◆ EXERCISE BRIEF: Gather every line of the entries that includes the word "경상남도".

◆ SOURCE MATERIAL:
● ● ● ●
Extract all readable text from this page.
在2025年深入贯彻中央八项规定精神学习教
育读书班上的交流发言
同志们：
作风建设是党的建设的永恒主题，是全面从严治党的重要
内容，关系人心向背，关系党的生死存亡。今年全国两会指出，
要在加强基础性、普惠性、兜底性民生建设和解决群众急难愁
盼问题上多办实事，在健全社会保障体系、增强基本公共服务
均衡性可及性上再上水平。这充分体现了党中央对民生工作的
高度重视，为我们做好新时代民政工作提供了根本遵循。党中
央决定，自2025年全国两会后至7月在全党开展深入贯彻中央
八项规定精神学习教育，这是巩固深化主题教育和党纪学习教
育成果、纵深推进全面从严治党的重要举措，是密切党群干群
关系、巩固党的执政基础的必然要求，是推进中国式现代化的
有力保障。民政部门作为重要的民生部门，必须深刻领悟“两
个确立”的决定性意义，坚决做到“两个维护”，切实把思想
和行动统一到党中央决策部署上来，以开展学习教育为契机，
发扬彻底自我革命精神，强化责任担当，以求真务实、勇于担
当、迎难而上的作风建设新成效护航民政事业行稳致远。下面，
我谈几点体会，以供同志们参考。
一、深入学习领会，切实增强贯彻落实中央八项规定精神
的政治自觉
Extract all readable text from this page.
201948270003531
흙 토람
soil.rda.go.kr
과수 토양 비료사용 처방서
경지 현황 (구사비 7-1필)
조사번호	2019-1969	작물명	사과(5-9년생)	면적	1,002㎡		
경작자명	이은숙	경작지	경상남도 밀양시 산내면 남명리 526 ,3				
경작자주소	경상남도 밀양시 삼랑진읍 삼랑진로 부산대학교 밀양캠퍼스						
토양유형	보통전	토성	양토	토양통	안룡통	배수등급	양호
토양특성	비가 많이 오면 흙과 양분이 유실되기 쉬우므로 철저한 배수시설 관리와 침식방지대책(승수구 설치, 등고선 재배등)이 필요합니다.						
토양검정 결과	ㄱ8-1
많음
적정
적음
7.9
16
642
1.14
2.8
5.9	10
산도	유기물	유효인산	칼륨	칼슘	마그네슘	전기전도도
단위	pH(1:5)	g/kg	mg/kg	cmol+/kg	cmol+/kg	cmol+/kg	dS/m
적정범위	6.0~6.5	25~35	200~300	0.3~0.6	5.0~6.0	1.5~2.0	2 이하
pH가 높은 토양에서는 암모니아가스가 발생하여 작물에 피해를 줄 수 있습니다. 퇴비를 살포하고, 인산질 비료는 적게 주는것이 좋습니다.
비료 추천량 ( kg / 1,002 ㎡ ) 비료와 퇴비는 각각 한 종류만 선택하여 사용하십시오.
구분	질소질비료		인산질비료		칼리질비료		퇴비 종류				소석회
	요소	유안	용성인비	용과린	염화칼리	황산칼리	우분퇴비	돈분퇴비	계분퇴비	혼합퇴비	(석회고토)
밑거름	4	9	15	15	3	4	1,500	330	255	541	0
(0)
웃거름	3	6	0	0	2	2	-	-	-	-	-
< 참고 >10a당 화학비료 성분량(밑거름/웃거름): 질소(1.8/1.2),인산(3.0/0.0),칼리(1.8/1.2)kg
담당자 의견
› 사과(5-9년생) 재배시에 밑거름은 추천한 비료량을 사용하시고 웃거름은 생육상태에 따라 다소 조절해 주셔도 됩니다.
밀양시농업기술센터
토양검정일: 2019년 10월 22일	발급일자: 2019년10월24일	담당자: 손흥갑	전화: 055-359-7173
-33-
● ● ● ●
◆ FINAL RESULT:
경작자명	이은숙	경작지	경상남도 밀양시 산내면 남명리 526 ,3				
경작자주소	경상남도 밀양시 삼랑진읍 삼랑진로 부산대학교 밀양캠퍼스						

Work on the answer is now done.